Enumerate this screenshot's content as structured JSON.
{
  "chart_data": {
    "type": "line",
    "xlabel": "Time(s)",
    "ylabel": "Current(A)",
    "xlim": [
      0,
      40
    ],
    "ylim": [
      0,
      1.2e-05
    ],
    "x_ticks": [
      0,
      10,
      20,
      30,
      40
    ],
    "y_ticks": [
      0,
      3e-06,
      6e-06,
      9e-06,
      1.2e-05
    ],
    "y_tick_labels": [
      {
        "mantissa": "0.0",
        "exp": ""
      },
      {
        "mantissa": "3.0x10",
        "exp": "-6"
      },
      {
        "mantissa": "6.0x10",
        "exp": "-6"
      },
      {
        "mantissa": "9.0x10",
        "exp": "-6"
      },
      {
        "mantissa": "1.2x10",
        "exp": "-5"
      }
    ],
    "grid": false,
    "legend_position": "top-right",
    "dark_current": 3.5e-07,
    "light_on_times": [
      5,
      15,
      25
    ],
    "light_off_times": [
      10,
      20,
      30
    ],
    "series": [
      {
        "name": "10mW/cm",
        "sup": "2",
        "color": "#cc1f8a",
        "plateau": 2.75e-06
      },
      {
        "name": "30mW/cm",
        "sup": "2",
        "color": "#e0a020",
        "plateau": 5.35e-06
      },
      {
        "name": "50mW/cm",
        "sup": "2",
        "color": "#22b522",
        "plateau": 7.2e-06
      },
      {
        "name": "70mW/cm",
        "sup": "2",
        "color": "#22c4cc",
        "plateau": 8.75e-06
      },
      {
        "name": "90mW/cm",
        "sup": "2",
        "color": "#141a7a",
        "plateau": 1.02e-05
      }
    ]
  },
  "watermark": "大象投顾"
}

## WHAT IS ASKED
Write all of the records out again exactly.

## SOLUTION FOR THIS EXERCISE
Enumerate this screenshot's content as structured JSON.
{
  "chart_data": {
    "type": "line",
    "xlabel": "Time(s)",
    "ylabel": "Current(A)",
    "xlim": [
      0,
      40
    ],
    "ylim": [
      0,
      1.2e-05
    ],
    "x_ticks": [
      0,
      10,
      20,
      30,
      40
    ],
    "y_ticks": [
      0,
      3e-06,
      6e-06,
      9e-06,
      1.2e-05
    ],
    "y_tick_labels": [
      {
        "mantissa": "0.0",
        "exp": ""
      },
      {
        "mantissa": "3.0x10",
        "exp": "-6"
      },
      {
        "mantissa": "6.0x10",
        "exp": "-6"
      },
      {
        "mantissa": "9.0x10",
        "exp": "-6"
      },
      {
        "mantissa": "1.2x10",
        "exp": "-5"
      }
    ],
    "grid": false,
    "legend_position": "top-right",
    "dark_current": 3.5e-07,
    "light_on_times": [
      5,
      15,
      25
    ],
    "light_off_times": [
      10,
      20,
      30
    ],
    "series": [
      {
        "name": "10mW/cm",
        "sup": "2",
        "color": "#cc1f8a",
        "plateau": 2.75e-06
      },
      {
        "name": "30mW/cm",
        "sup": "2",
        "color": "#e0a020",
        "plateau": 5.35e-06
      },
      {
        "name": "50mW/cm",
        "sup": "2",
        "color": "#22b522",
        "plateau": 7.2e-06
      },
      {
        "name": "70mW/cm",
        "sup": "2",
        "color": "#22c4cc",
        "plateau": 8.75e-06
      },
      {
        "name": "90mW/cm",
        "sup": "2",
        "color": "#141a7a",
        "plateau": 1.02e-05
      }
    ]
  },
  "watermark": "大象投顾"
}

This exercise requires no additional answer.